• What is needed
In your copy, include every line of the listing below exactly but none of the pictures.

** BEGIN Data entries **

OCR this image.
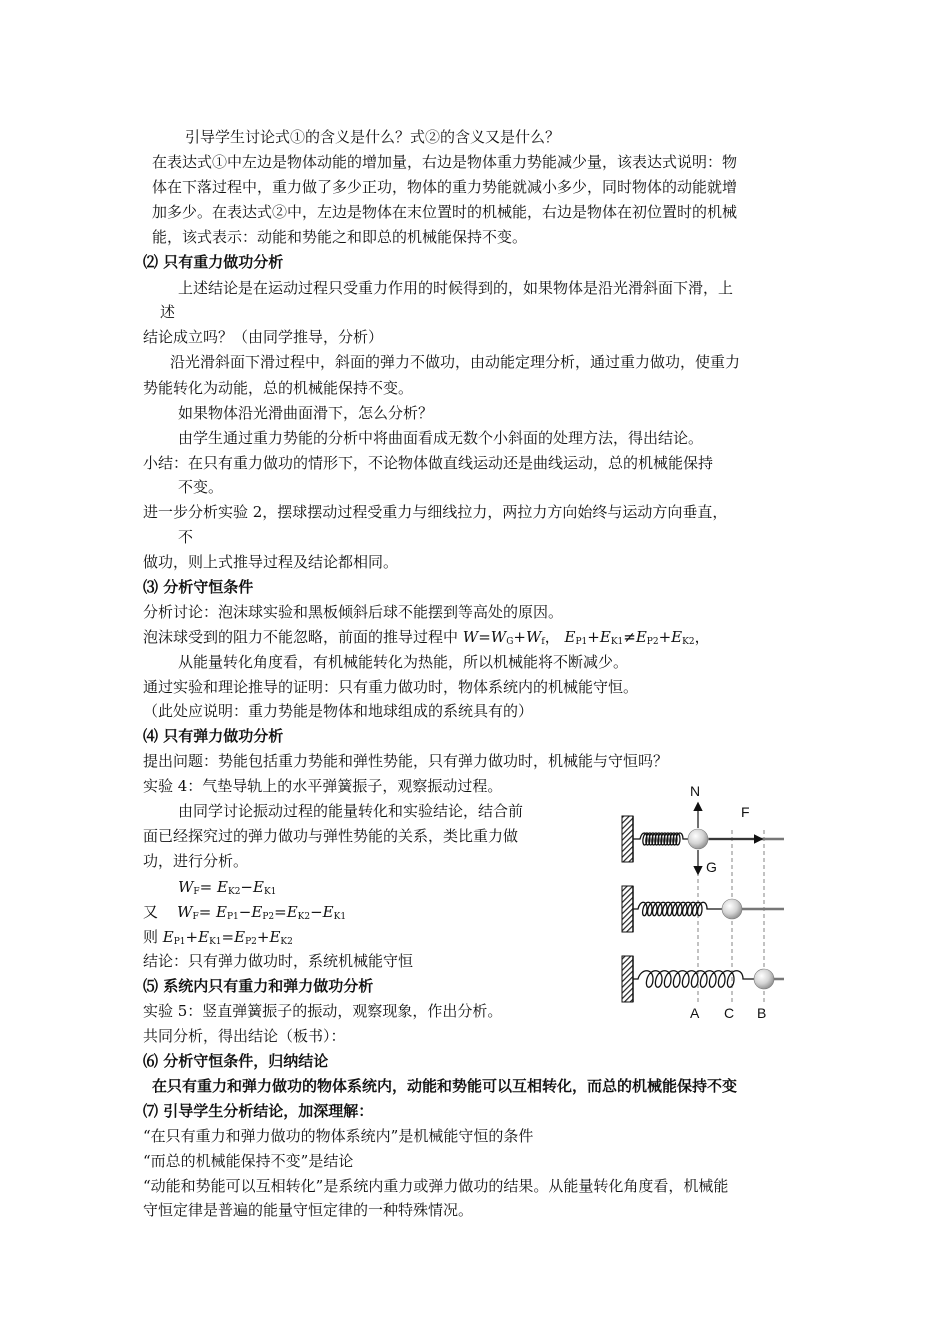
引导学生讨论式①的含义是什么？式②的含义又是什么？
在表达式①中左边是物体动能的增加量，右边是物体重力势能减少量，该表达式说明：物
体在下落过程中，重力做了多少正功，物体的重力势能就减小多少，同时物体的动能就增
加多少。在表达式②中，左边是物体在末位置时的机械能，右边是物体在初位置时的机械
能，该式表示：动能和势能之和即总的机械能保持不变。
⑵ 只有重力做功分析
上述结论是在运动过程只受重力作用的时候得到的，如果物体是沿光滑斜面下滑，上
述
结论成立吗？（由同学推导，分析）
沿光滑斜面下滑过程中，斜面的弹力不做功，由动能定理分析，通过重力做功，使重力
势能转化为动能，总的机械能保持不变。
如果物体沿光滑曲面滑下，怎么分析？
由学生通过重力势能的分析中将曲面看成无数个小斜面的处理方法，得出结论。
小结：在只有重力做功的情形下，不论物体做直线运动还是曲线运动，总的机械能保持
不变。
进一步分析实验 2，摆球摆动过程受重力与细线拉力，两拉力方向始终与运动方向垂直，
不
做功，则上式推导过程及结论都相同。
⑶ 分析守恒条件
分析讨论：泡沫球实验和黑板倾斜后球不能摆到等高处的原因。
泡沫球受到的阻力不能忽略，前面的推导过程中 $W=W_G+W_f$， $E_{P1}+E_{K1}\ne E_{P2}+E_{K2}$，
从能量转化角度看，有机械能转化为热能，所以机械能将不断减少。
通过实验和理论推导的证明：只有重力做功时，物体系统内的机械能守恒。
（此处应说明：重力势能是物体和地球组成的系统具有的）
⑷ 只有弹力做功分析
提出问题：势能包括重力势能和弹性势能，只有弹力做功时，机械能与守恒吗？
实验 4：气垫导轨上的水平弹簧振子，观察振动过程。
由同学讨论振动过程的能量转化和实验结论，结合前
面已经探究过的弹力做功与弹性势能的关系，类比重力做
功，进行分析。
$W_F= E_{K2}-E_{K1}$
又 $W_F= E_{P1}-E_{P2}=E_{K2}-E_{K1}$
则 $E_{P1}+E_{K1}=E_{P2}+E_{K2}$
结论：只有弹力做功时，系统机械能守恒
⑸ 系统内只有重力和弹力做功分析
实验 5：竖直弹簧振子的振动，观察现象，作出分析。
共同分析，得出结论（板书）：
⑹ 分析守恒条件，归纳结论
在只有重力和弹力做功的物体系统内，动能和势能可以互相转化，而总的机械能保持不变
⑺ 引导学生分析结论，加深理解：
“在只有重力和弹力做功的物体系统内”是机械能守恒的条件
“而总的机械能保持不变”是结论
“动能和势能可以互相转化”是系统内重力或弹力做功的结果。从能量转化角度看，机械能
守恒定律是普遍的能量守恒定律的一种特殊情况。
N
F
G
A C B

** END Data entries **

• Result for this task
OCR this image.
引导学生讨论式①的含义是什么？式②的含义又是什么？
在表达式①中左边是物体动能的增加量，右边是物体重力势能减少量，该表达式说明：物
体在下落过程中，重力做了多少正功，物体的重力势能就减小多少，同时物体的动能就增
加多少。在表达式②中，左边是物体在末位置时的机械能，右边是物体在初位置时的机械
能，该式表示：动能和势能之和即总的机械能保持不变。
⑵ 只有重力做功分析
上述结论是在运动过程只受重力作用的时候得到的，如果物体是沿光滑斜面下滑，上
述
结论成立吗？（由同学推导，分析）
沿光滑斜面下滑过程中，斜面的弹力不做功，由动能定理分析，通过重力做功，使重力
势能转化为动能，总的机械能保持不变。
如果物体沿光滑曲面滑下，怎么分析？
由学生通过重力势能的分析中将曲面看成无数个小斜面的处理方法，得出结论。
小结：在只有重力做功的情形下，不论物体做直线运动还是曲线运动，总的机械能保持
不变。
进一步分析实验 2，摆球摆动过程受重力与细线拉力，两拉力方向始终与运动方向垂直，
不
做功，则上式推导过程及结论都相同。
⑶ 分析守恒条件
分析讨论：泡沫球实验和黑板倾斜后球不能摆到等高处的原因。
泡沫球受到的阻力不能忽略，前面的推导过程中 $W=W_G+W_f$， $E_{P1}+E_{K1}\ne E_{P2}+E_{K2}$，
从能量转化角度看，有机械能转化为热能，所以机械能将不断减少。
通过实验和理论推导的证明：只有重力做功时，物体系统内的机械能守恒。
（此处应说明：重力势能是物体和地球组成的系统具有的）
⑷ 只有弹力做功分析
提出问题：势能包括重力势能和弹性势能，只有弹力做功时，机械能与守恒吗？
实验 4：气垫导轨上的水平弹簧振子，观察振动过程。
由同学讨论振动过程的能量转化和实验结论，结合前
面已经探究过的弹力做功与弹性势能的关系，类比重力做
功，进行分析。
$W_F= E_{K2}-E_{K1}$
又 $W_F= E_{P1}-E_{P2}=E_{K2}-E_{K1}$
则 $E_{P1}+E_{K1}=E_{P2}+E_{K2}$
结论：只有弹力做功时，系统机械能守恒
⑸ 系统内只有重力和弹力做功分析
实验 5：竖直弹簧振子的振动，观察现象，作出分析。
共同分析，得出结论（板书）：
⑹ 分析守恒条件，归纳结论
在只有重力和弹力做功的物体系统内，动能和势能可以互相转化，而总的机械能保持不变
⑺ 引导学生分析结论，加深理解：
“在只有重力和弹力做功的物体系统内”是机械能守恒的条件
“而总的机械能保持不变”是结论
“动能和势能可以互相转化”是系统内重力或弹力做功的结果。从能量转化角度看，机械能
守恒定律是普遍的能量守恒定律的一种特殊情况。
N
F
G
A C B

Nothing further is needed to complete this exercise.